**YOUR INSTRUCTIONS:** State how many lines of the entries hold the string "Delta". Reply with the number alone.

## begin DATA FOR THIS TASK

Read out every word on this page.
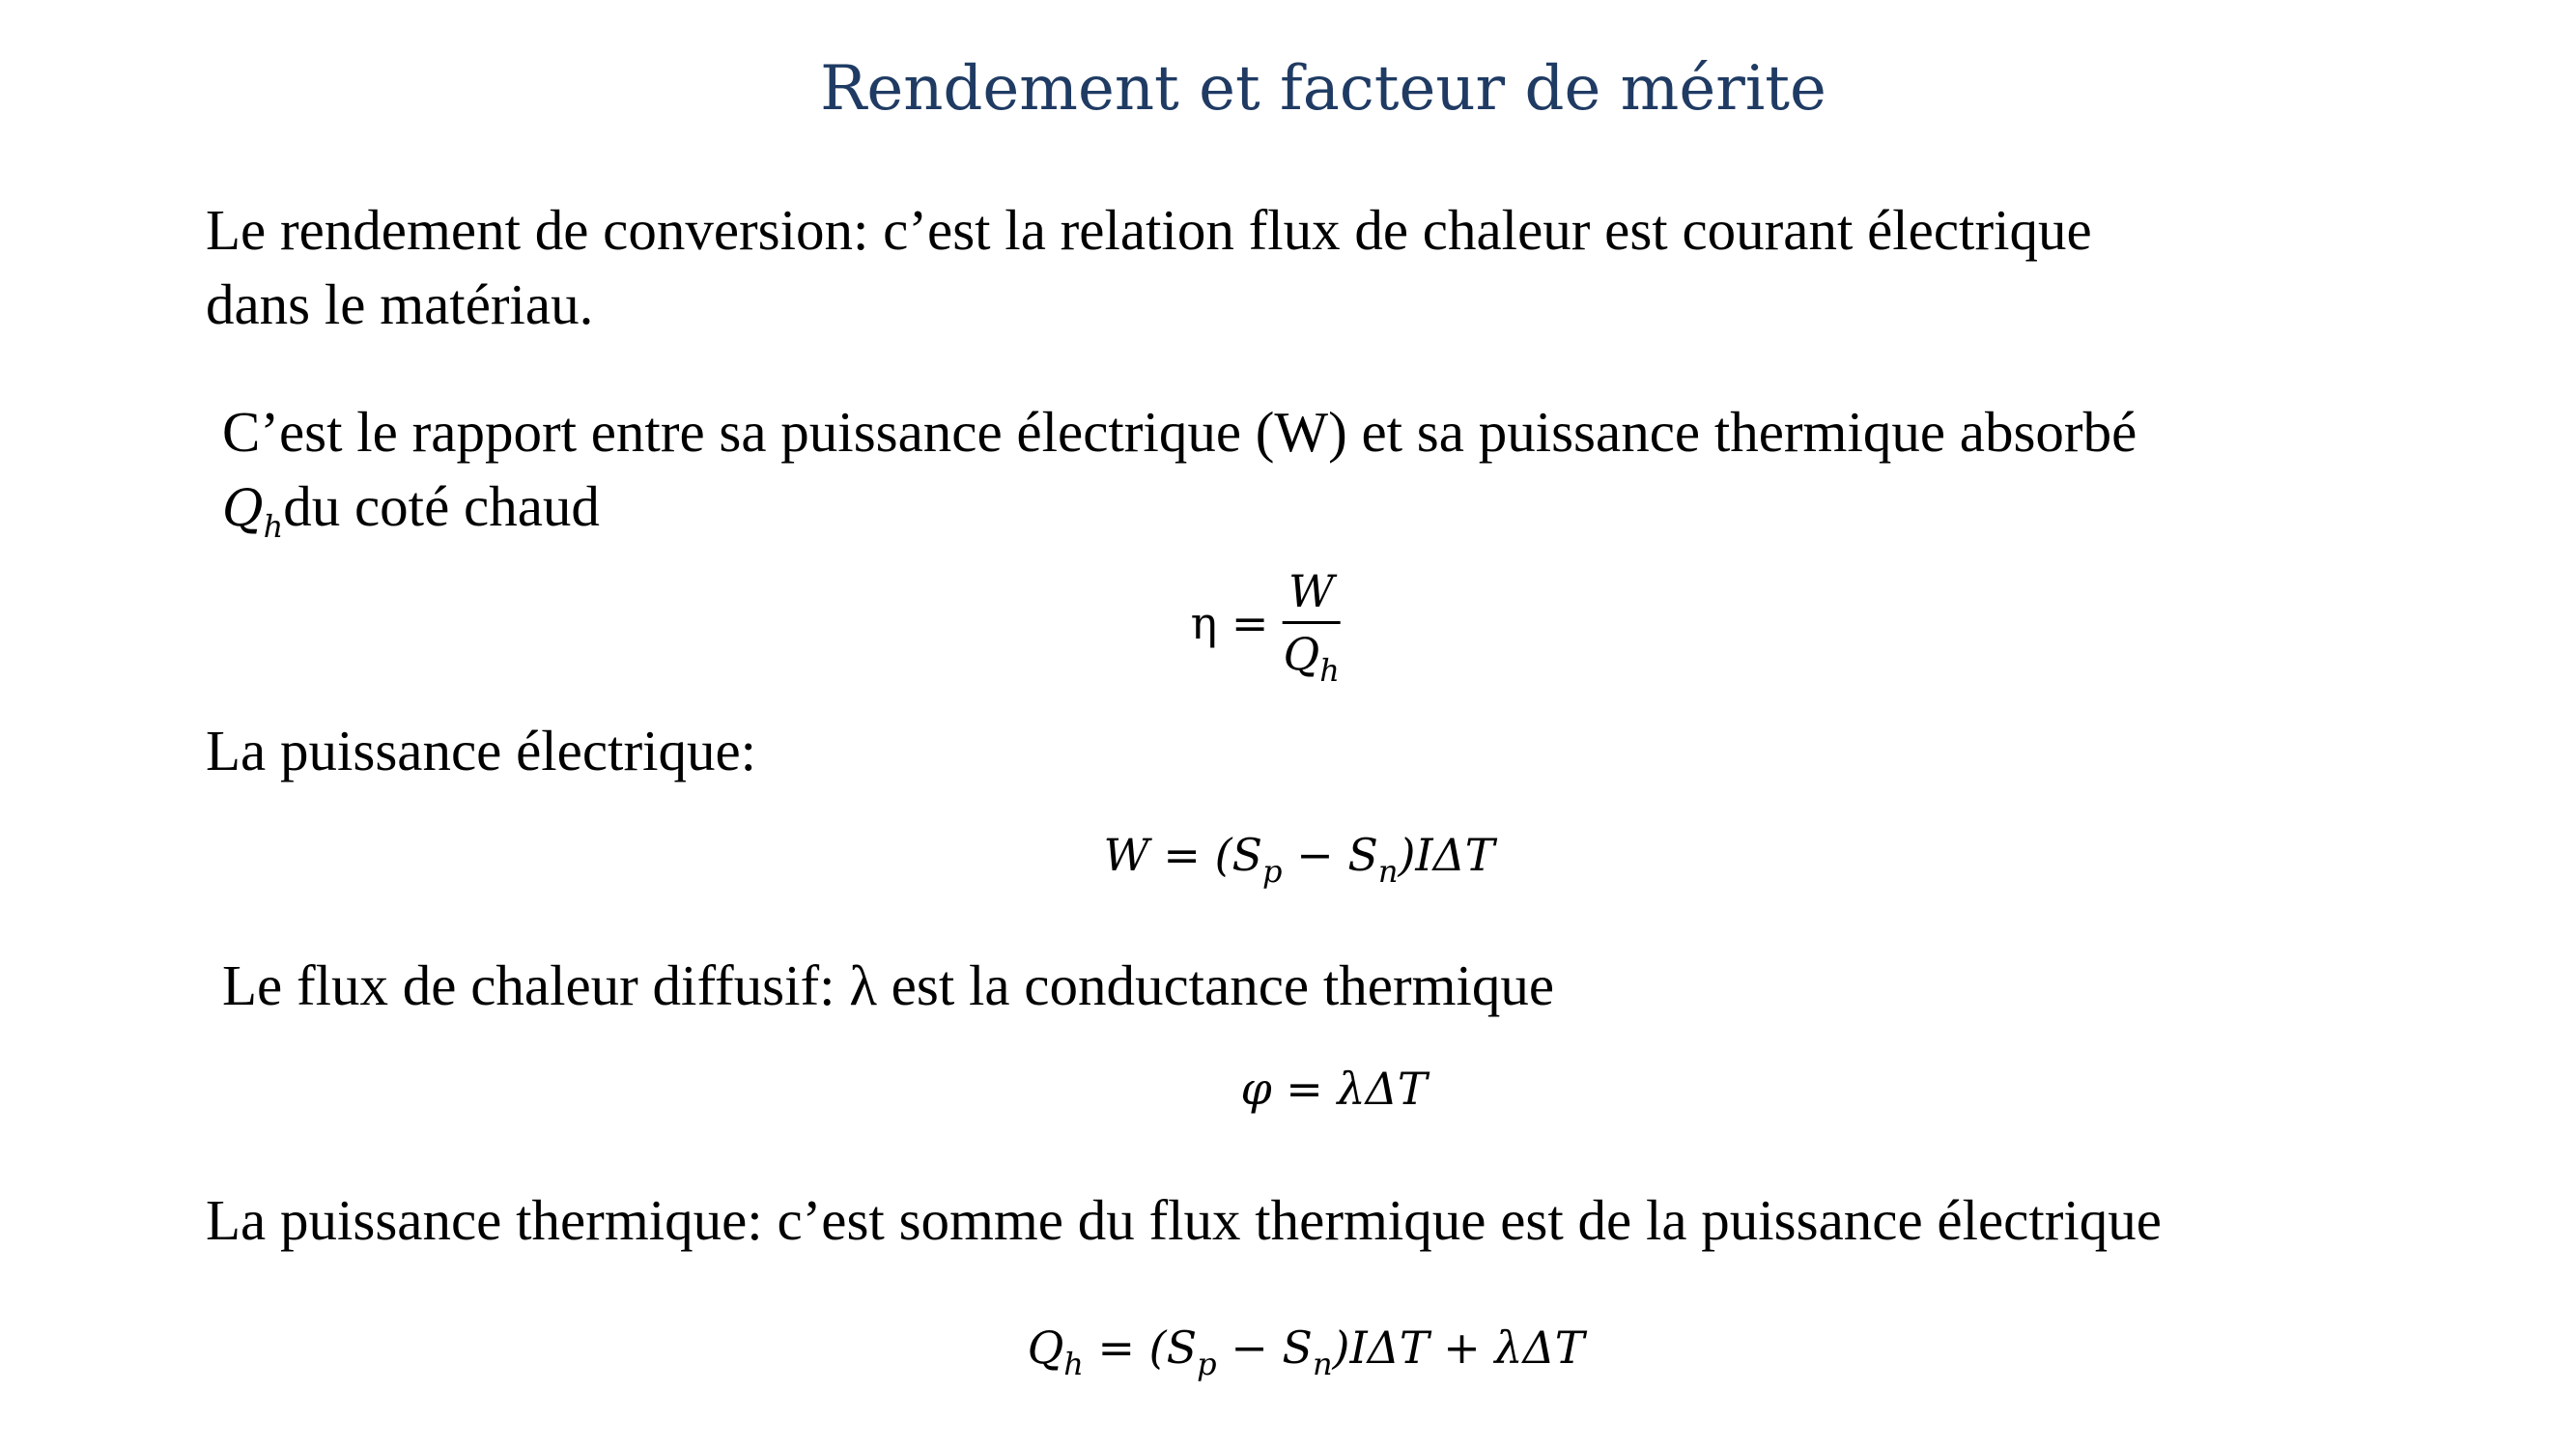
Rendement et facteur de mérite
Le rendement de conversion: c’est la relation flux de chaleur est courant électrique
dans le matériau.
C’est le rapport entre sa puissance électrique (W) et sa puissance thermique absorbé
$Q_hdu$ coté chaud
$\eta = \frac{W}{Q_h}$
La puissance électrique:
$W = (S_p - S_n)I\Delta T$
Le flux de chaleur diffusif: λ est la conductance thermique
φ = λΔT
La puissance thermique: c’est somme du flux thermique est de la puissance électrique
$Q_h = (S_p - S_n)I\Delta T + \lambda\Delta T$
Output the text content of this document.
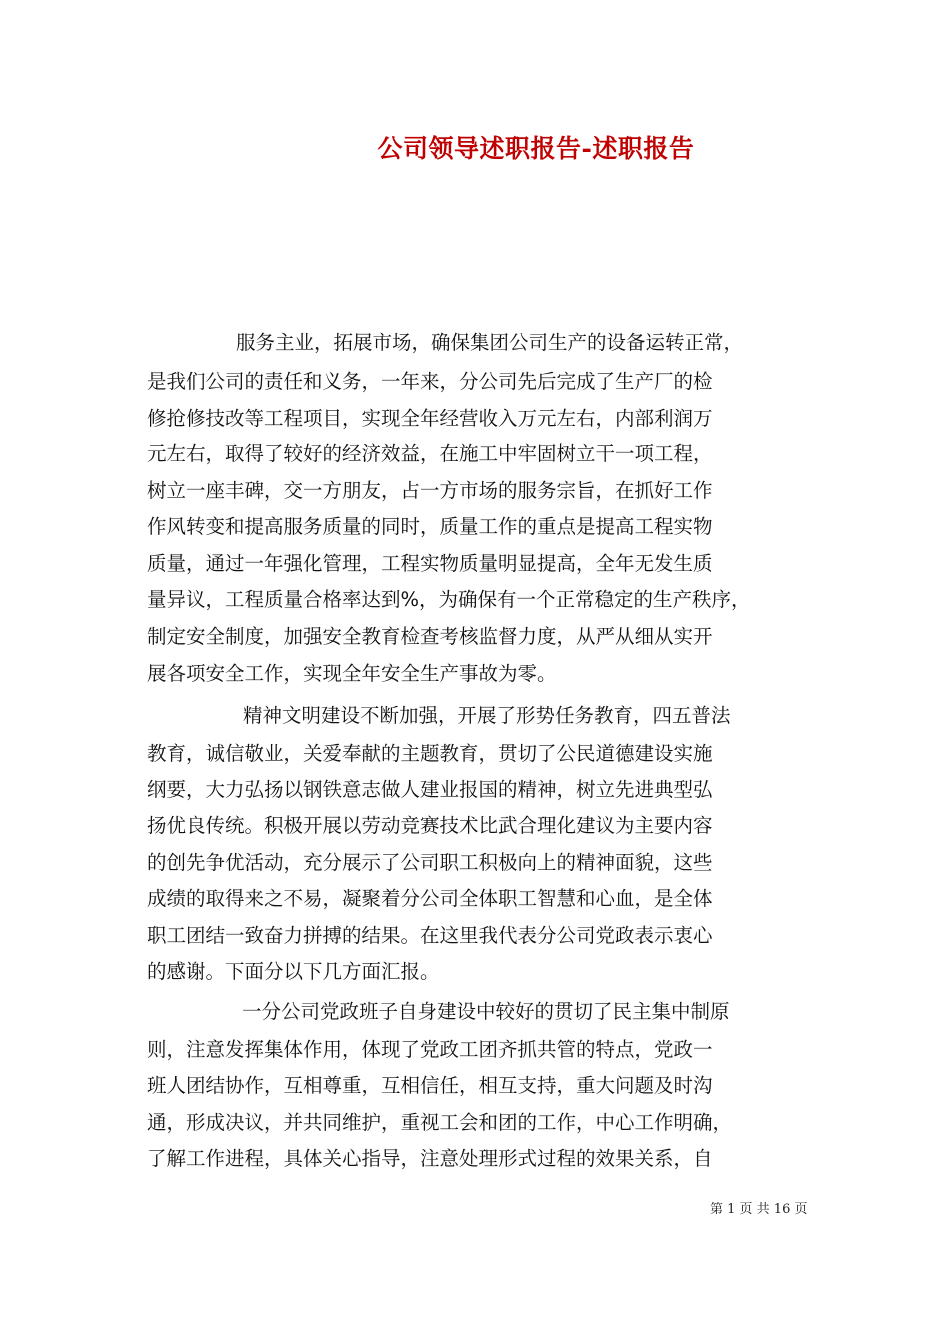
公司领导述职报告-述职报告
服务主业，拓展市场，确保集团公司生产的设备运转正常，
是我们公司的责任和义务，一年来，分公司先后完成了生产厂的检
修抢修技改等工程项目，实现全年经营收入万元左右，内部利润万
元左右，取得了较好的经济效益，在施工中牢固树立干一项工程，
树立一座丰碑，交一方朋友，占一方市场的服务宗旨，在抓好工作
作风转变和提高服务质量的同时，质量工作的重点是提高工程实物
质量，通过一年强化管理，工程实物质量明显提高，全年无发生质
量异议，工程质量合格率达到%，为确保有一个正常稳定的生产秩序，
制定安全制度，加强安全教育检查考核监督力度，从严从细从实开
展各项安全工作，实现全年安全生产事故为零。
精神文明建设不断加强，开展了形势任务教育，四五普法
教育，诚信敬业，关爱奉献的主题教育，贯切了公民道德建设实施
纲要，大力弘扬以钢铁意志做人建业报国的精神，树立先进典型弘
扬优良传统。积极开展以劳动竞赛技术比武合理化建议为主要内容
的创先争优活动，充分展示了公司职工积极向上的精神面貌，这些
成绩的取得来之不易，凝聚着分公司全体职工智慧和心血，是全体
职工团结一致奋力拼搏的结果。在这里我代表分公司党政表示衷心
的感谢。下面分以下几方面汇报。
一分公司党政班子自身建设中较好的贯切了民主集中制原
则，注意发挥集体作用，体现了党政工团齐抓共管的特点，党政一
班人团结协作，互相尊重，互相信任，相互支持，重大问题及时沟
通，形成决议，并共同维护，重视工会和团的工作，中心工作明确，
了解工作进程，具体关心指导，注意处理形式过程的效果关系，自
第 1 页 共 16 页
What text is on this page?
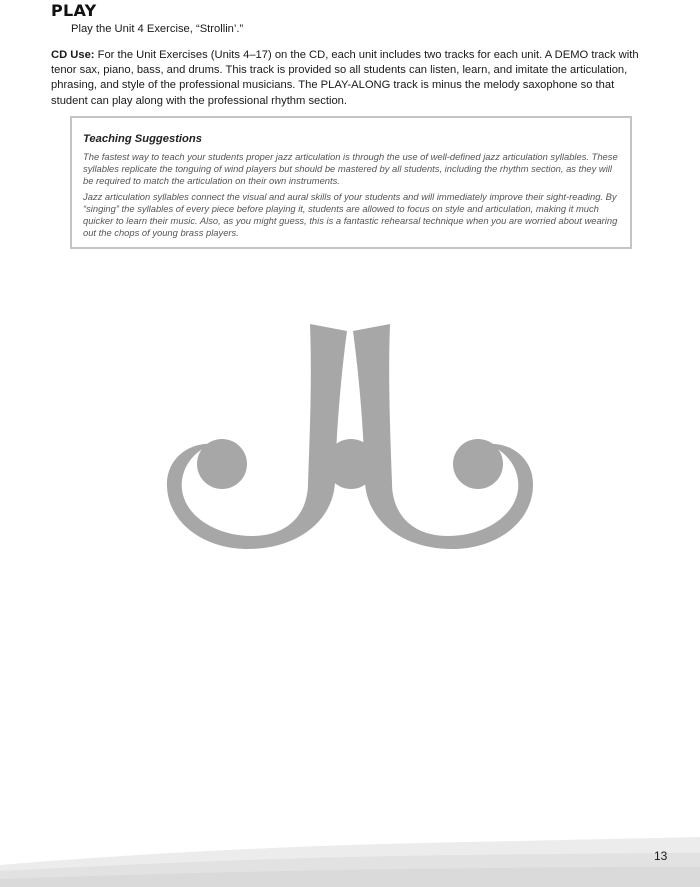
PLAY
Play the Unit 4 Exercise, “Strollin’.”
CD Use: For the Unit Exercises (Units 4–17) on the CD, each unit includes two tracks for each unit. A DEMO track with tenor sax, piano, bass, and drums. This track is provided so all students can listen, learn, and imitate the articulation, phrasing, and style of the professional musicians. The PLAY-ALONG track is minus the melody saxophone so that student can play along with the professional rhythm section.
Teaching Suggestions
The fastest way to teach your students proper jazz articulation is through the use of well-defined jazz articulation syllables. These syllables replicate the tonguing of wind players but should be mastered by all students, including the rhythm section, as they will be required to match the articulation on their own instruments.
Jazz articulation syllables connect the visual and aural skills of your students and will immediately improve their sight-reading. By “singing” the syllables of every piece before playing it, students are allowed to focus on style and articulation, making it much quicker to learn their music. Also, as you might guess, this is a fantastic rehearsal technique when you are worried about wearing out the chops of young brass players.
13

## end DATA FOR THIS TASK

**ANSWER TO THE PROBLEM:** 2